Collection entries>
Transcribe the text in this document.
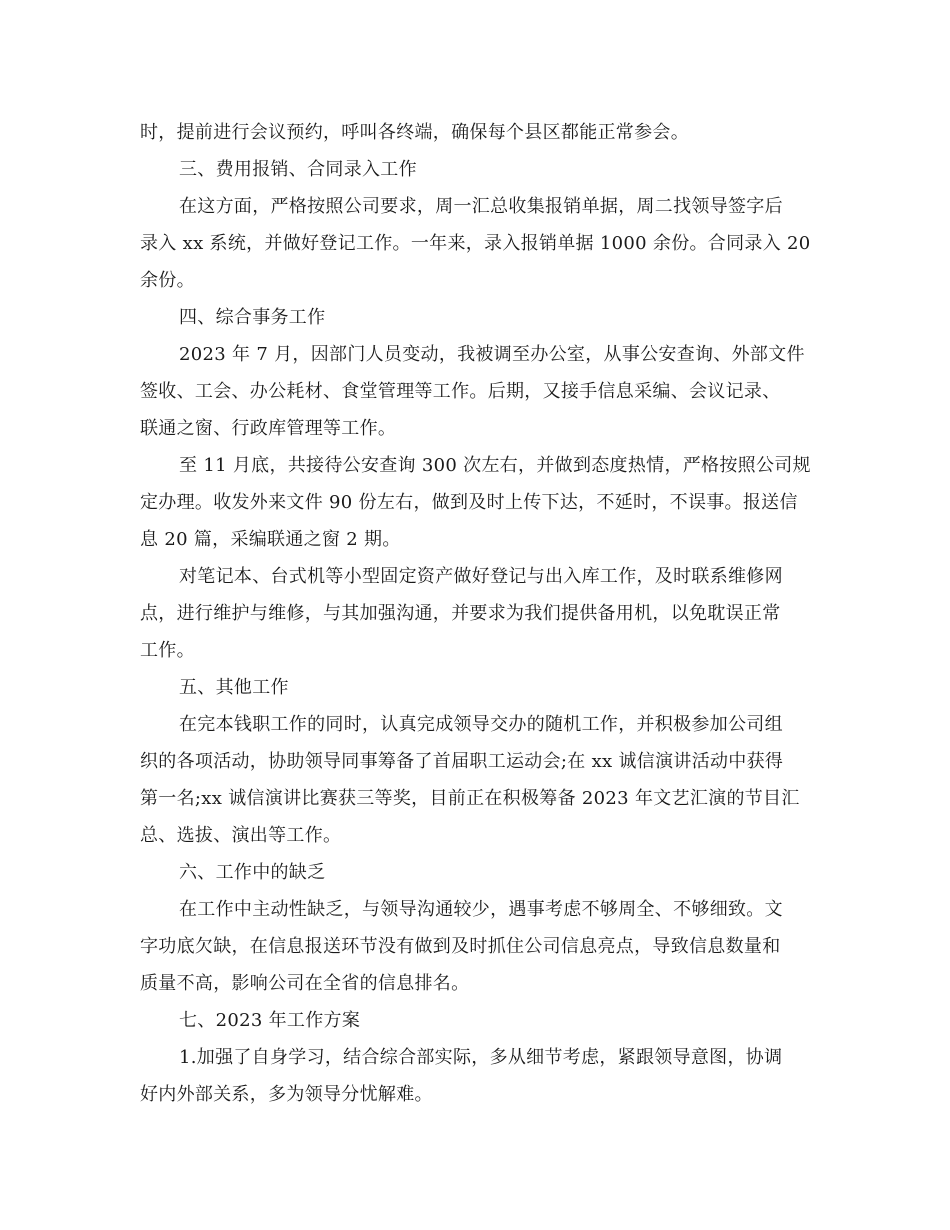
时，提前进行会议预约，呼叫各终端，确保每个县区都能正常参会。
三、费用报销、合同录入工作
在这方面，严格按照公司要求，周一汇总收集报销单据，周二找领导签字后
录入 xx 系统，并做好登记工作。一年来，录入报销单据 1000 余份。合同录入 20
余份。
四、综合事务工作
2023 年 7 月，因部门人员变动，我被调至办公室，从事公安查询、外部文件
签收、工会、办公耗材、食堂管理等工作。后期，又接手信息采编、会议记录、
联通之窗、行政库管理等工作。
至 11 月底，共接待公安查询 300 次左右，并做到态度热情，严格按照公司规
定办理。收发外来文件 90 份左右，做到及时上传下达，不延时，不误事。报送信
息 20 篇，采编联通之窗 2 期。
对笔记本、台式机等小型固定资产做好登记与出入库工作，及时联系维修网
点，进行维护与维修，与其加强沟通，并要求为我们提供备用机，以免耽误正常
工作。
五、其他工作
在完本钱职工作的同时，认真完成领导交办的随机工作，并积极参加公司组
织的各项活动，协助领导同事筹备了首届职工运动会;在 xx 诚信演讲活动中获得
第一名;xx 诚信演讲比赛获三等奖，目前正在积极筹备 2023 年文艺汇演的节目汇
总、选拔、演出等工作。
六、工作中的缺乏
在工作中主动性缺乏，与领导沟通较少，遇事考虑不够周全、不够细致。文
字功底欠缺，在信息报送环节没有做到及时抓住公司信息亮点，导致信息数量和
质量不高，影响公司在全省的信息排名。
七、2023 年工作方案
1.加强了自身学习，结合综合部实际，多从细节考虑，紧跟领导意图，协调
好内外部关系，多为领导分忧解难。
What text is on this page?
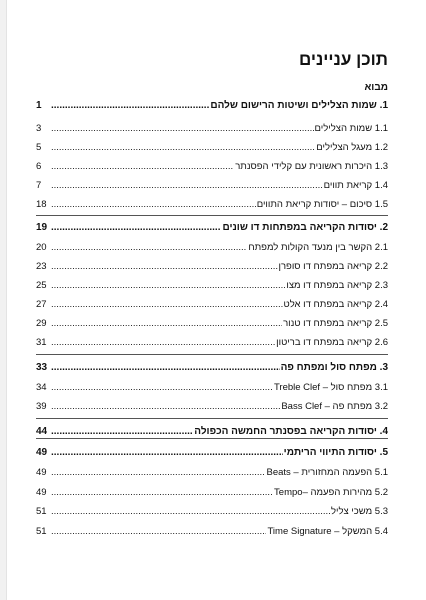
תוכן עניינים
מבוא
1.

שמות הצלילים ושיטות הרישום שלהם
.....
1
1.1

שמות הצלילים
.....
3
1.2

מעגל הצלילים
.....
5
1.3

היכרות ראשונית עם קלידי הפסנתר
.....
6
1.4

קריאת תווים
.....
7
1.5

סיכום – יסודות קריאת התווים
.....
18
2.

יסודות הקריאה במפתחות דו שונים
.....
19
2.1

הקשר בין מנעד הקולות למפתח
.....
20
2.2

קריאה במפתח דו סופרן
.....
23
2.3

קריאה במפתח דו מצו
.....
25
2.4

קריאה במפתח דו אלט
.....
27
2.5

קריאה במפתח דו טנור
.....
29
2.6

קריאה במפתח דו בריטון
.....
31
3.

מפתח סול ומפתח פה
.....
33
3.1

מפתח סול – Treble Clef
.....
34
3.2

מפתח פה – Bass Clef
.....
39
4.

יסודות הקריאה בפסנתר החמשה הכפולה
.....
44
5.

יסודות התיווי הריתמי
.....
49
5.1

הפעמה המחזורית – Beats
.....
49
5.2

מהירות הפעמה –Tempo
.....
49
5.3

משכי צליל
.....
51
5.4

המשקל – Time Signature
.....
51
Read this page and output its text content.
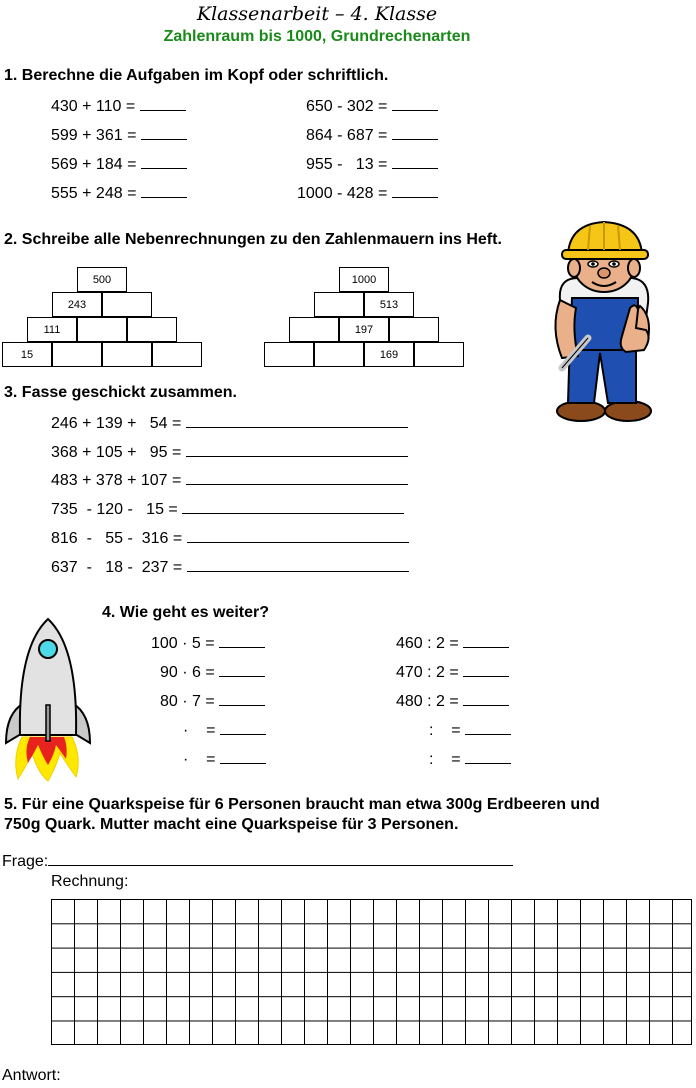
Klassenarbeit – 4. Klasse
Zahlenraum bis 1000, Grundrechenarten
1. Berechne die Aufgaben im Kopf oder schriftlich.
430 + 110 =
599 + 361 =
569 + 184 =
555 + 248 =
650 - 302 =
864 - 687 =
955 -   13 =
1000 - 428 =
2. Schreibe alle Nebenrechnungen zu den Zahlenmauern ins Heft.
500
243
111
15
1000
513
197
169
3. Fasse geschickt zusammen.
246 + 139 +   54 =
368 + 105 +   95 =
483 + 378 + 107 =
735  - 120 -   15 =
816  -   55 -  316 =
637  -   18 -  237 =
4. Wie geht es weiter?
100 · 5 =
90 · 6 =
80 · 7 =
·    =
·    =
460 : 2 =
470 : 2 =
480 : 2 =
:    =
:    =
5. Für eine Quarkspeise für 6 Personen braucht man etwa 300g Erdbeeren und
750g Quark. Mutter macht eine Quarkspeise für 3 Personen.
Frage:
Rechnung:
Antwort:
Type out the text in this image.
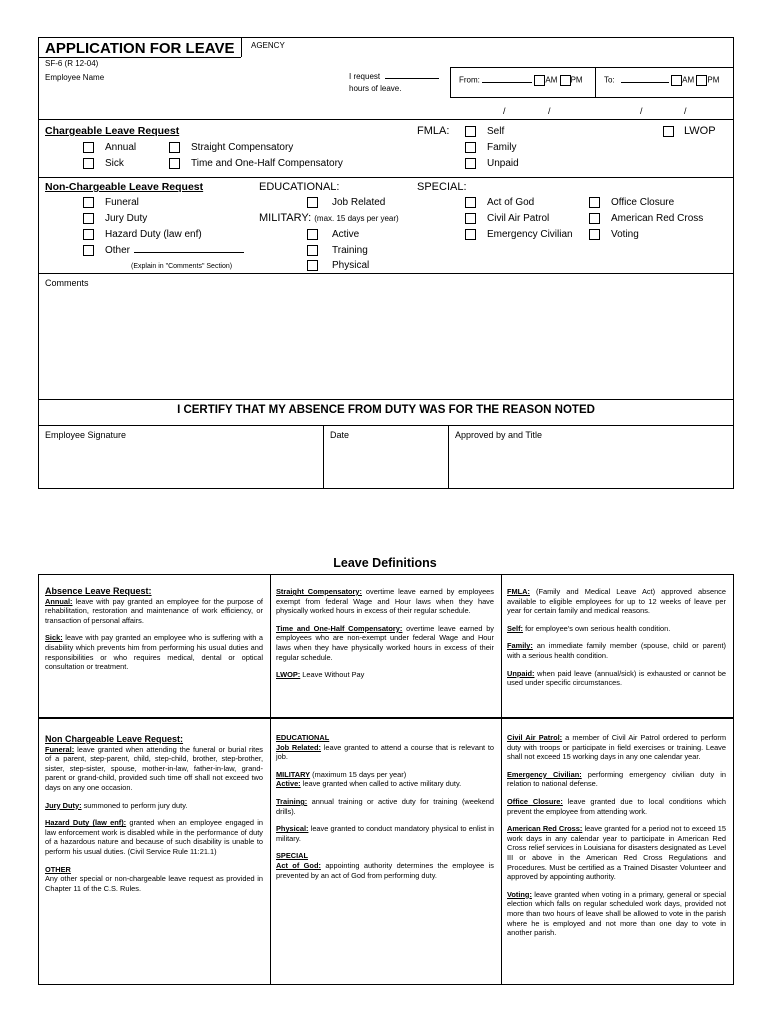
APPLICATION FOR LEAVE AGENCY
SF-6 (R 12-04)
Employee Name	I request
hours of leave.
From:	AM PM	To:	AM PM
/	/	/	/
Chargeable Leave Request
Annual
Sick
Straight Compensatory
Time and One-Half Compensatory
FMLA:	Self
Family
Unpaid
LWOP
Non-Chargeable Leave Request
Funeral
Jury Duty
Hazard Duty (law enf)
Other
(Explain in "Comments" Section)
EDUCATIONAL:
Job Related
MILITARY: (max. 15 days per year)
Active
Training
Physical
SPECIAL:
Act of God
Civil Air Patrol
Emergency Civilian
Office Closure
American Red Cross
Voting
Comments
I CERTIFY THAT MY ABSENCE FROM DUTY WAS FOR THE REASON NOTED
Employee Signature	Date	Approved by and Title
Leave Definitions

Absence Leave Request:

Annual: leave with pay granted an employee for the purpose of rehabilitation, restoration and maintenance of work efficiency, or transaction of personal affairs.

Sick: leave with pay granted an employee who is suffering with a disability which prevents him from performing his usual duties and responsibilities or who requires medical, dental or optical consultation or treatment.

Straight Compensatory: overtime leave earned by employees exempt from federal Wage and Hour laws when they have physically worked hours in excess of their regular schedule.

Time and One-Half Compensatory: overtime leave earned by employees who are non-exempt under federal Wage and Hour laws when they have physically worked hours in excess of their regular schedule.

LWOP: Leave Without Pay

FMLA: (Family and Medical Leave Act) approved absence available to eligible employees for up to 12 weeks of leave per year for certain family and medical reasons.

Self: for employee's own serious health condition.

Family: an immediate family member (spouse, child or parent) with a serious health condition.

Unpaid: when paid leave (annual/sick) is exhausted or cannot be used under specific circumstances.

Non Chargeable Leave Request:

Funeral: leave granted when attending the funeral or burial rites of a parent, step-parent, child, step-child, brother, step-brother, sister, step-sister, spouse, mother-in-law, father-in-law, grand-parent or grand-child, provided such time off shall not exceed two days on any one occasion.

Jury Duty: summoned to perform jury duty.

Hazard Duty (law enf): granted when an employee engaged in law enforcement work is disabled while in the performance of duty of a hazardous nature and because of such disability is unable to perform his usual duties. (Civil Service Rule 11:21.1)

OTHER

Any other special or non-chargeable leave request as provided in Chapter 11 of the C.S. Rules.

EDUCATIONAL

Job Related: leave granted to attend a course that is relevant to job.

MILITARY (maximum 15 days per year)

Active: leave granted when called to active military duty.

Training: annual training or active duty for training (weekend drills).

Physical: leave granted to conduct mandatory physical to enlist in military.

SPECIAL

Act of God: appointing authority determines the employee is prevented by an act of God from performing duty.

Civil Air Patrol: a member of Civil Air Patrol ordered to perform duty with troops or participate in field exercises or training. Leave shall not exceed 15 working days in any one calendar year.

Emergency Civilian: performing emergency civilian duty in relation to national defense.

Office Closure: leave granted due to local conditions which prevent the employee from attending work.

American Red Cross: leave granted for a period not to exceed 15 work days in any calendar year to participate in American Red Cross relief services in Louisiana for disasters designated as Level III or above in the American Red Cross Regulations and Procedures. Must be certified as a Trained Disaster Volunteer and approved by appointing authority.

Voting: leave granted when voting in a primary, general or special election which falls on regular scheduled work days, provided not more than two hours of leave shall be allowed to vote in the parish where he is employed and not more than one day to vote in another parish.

Exercise>
Restate the listing above word for word, and skip the pictures.

Reply>
Transcribe the text in this document.
时，提前进行会议预约，呼叫各终端，确保每个县区都能正常参会。
三、费用报销、合同录入工作
在这方面，严格按照公司要求，周一汇总收集报销单据，周二找领导签字后
录入 xx 系统，并做好登记工作。一年来，录入报销单据 1000 余份。合同录入 20
余份。
四、综合事务工作
2023 年 7 月，因部门人员变动，我被调至办公室，从事公安查询、外部文件
签收、工会、办公耗材、食堂管理等工作。后期，又接手信息采编、会议记录、
联通之窗、行政库管理等工作。
至 11 月底，共接待公安查询 300 次左右，并做到态度热情，严格按照公司规
定办理。收发外来文件 90 份左右，做到及时上传下达，不延时，不误事。报送信
息 20 篇，采编联通之窗 2 期。
对笔记本、台式机等小型固定资产做好登记与出入库工作，及时联系维修网
点，进行维护与维修，与其加强沟通，并要求为我们提供备用机，以免耽误正常
工作。
五、其他工作
在完本钱职工作的同时，认真完成领导交办的随机工作，并积极参加公司组
织的各项活动，协助领导同事筹备了首届职工运动会;在 xx 诚信演讲活动中获得
第一名;xx 诚信演讲比赛获三等奖，目前正在积极筹备 2023 年文艺汇演的节目汇
总、选拔、演出等工作。
六、工作中的缺乏
在工作中主动性缺乏，与领导沟通较少，遇事考虑不够周全、不够细致。文
字功底欠缺，在信息报送环节没有做到及时抓住公司信息亮点，导致信息数量和
质量不高，影响公司在全省的信息排名。
七、2023 年工作方案
1.加强了自身学习，结合综合部实际，多从细节考虑，紧跟领导意图，协调
好内外部关系，多为领导分忧解难。
What text is on this page?
תוכן עניינים
מבוא
1.

שמות הצלילים ושיטות הרישום שלהם
.....
1
1.1

שמות הצלילים
.....
3
1.2

מעגל הצלילים
.....
5
1.3

היכרות ראשונית עם קלידי הפסנתר
.....
6
1.4

קריאת תווים
.....
7
1.5

סיכום – יסודות קריאת התווים
.....
18
2.

יסודות הקריאה במפתחות דו שונים
.....
19
2.1

הקשר בין מנעד הקולות למפתח
.....
20
2.2

קריאה במפתח דו סופרן
.....
23
2.3

קריאה במפתח דו מצו
.....
25
2.4

קריאה במפתח דו אלט
.....
27
2.5

קריאה במפתח דו טנור
.....
29
2.6

קריאה במפתח דו בריטון
.....
31
3.

מפתח סול ומפתח פה
.....
33
3.1

מפתח סול – Treble Clef
.....
34
3.2

מפתח פה – Bass Clef
.....
39
4.

יסודות הקריאה בפסנתר החמשה הכפולה
.....
44
5.

יסודות התיווי הריתמי
.....
49
5.1

הפעמה המחזורית – Beats
.....
49
5.2

מהירות הפעמה –Tempo
.....
49
5.3

משכי צליל
.....
51
5.4

המשקל – Time Signature
.....
51
Read this page and output its text content.
Klassenarbeit – 4. Klasse
Zahlenraum bis 1000, Grundrechenarten
1. Berechne die Aufgaben im Kopf oder schriftlich.
430 + 110 =
599 + 361 =
569 + 184 =
555 + 248 =
650 - 302 =
864 - 687 =
955 -   13 =
1000 - 428 =
2. Schreibe alle Nebenrechnungen zu den Zahlenmauern ins Heft.
500
243
111
15
1000
513
197
169
3. Fasse geschickt zusammen.
246 + 139 +   54 =
368 + 105 +   95 =
483 + 378 + 107 =
735  - 120 -   15 =
816  -   55 -  316 =
637  -   18 -  237 =
4. Wie geht es weiter?
100 · 5 =
90 · 6 =
80 · 7 =
·    =
·    =
460 : 2 =
470 : 2 =
480 : 2 =
:    =
:    =
5. Für eine Quarkspeise für 6 Personen braucht man etwa 300g Erdbeeren und
750g Quark. Mutter macht eine Quarkspeise für 3 Personen.
Frage:
Rechnung:
Antwort:
Type out the text in this image.
APPLICATION FOR LEAVE AGENCY
SF-6 (R 12-04)
Employee Name	I request
hours of leave.
From:	AM PM	To:	AM PM
/	/	/	/
Chargeable Leave Request
Annual
Sick
Straight Compensatory
Time and One-Half Compensatory
FMLA:	Self
Family
Unpaid
LWOP
Non-Chargeable Leave Request
Funeral
Jury Duty
Hazard Duty (law enf)
Other
(Explain in "Comments" Section)
EDUCATIONAL:
Job Related
MILITARY: (max. 15 days per year)
Active
Training
Physical
SPECIAL:
Act of God
Civil Air Patrol
Emergency Civilian
Office Closure
American Red Cross
Voting
Comments
I CERTIFY THAT MY ABSENCE FROM DUTY WAS FOR THE REASON NOTED
Employee Signature	Date	Approved by and Title
Leave Definitions

Absence Leave Request:

Annual: leave with pay granted an employee for the purpose of rehabilitation, restoration and maintenance of work efficiency, or transaction of personal affairs.

Sick: leave with pay granted an employee who is suffering with a disability which prevents him from performing his usual duties and responsibilities or who requires medical, dental or optical consultation or treatment.

Straight Compensatory: overtime leave earned by employees exempt from federal Wage and Hour laws when they have physically worked hours in excess of their regular schedule.

Time and One-Half Compensatory: overtime leave earned by employees who are non-exempt under federal Wage and Hour laws when they have physically worked hours in excess of their regular schedule.

LWOP: Leave Without Pay

FMLA: (Family and Medical Leave Act) approved absence available to eligible employees for up to 12 weeks of leave per year for certain family and medical reasons.

Self: for employee's own serious health condition.

Family: an immediate family member (spouse, child or parent) with a serious health condition.

Unpaid: when paid leave (annual/sick) is exhausted or cannot be used under specific circumstances.

Non Chargeable Leave Request:

Funeral: leave granted when attending the funeral or burial rites of a parent, step-parent, child, step-child, brother, step-brother, sister, step-sister, spouse, mother-in-law, father-in-law, grand-parent or grand-child, provided such time off shall not exceed two days on any one occasion.

Jury Duty: summoned to perform jury duty.

Hazard Duty (law enf): granted when an employee engaged in law enforcement work is disabled while in the performance of duty of a hazardous nature and because of such disability is unable to perform his usual duties. (Civil Service Rule 11:21.1)

OTHER

Any other special or non-chargeable leave request as provided in Chapter 11 of the C.S. Rules.

EDUCATIONAL

Job Related: leave granted to attend a course that is relevant to job.

MILITARY (maximum 15 days per year)

Active: leave granted when called to active military duty.

Training: annual training or active duty for training (weekend drills).

Physical: leave granted to conduct mandatory physical to enlist in military.

SPECIAL

Act of God: appointing authority determines the employee is prevented by an act of God from performing duty.

Civil Air Patrol: a member of Civil Air Patrol ordered to perform duty with troops or participate in field exercises or training. Leave shall not exceed 15 working days in any one calendar year.

Emergency Civilian: performing emergency civilian duty in relation to national defense.

Office Closure: leave granted due to local conditions which prevent the employee from attending work.

American Red Cross: leave granted for a period not to exceed 15 work days in any calendar year to participate in American Red Cross relief services in Louisiana for disasters designated as Level III or above in the American Red Cross Regulations and Procedures. Must be certified as a Trained Disaster Volunteer and approved by appointing authority.

Voting: leave granted when voting in a primary, general or special election which falls on regular scheduled work days, provided not more than two hours of leave shall be allowed to vote in the parish where he is employed and not more than one day to vote in another parish.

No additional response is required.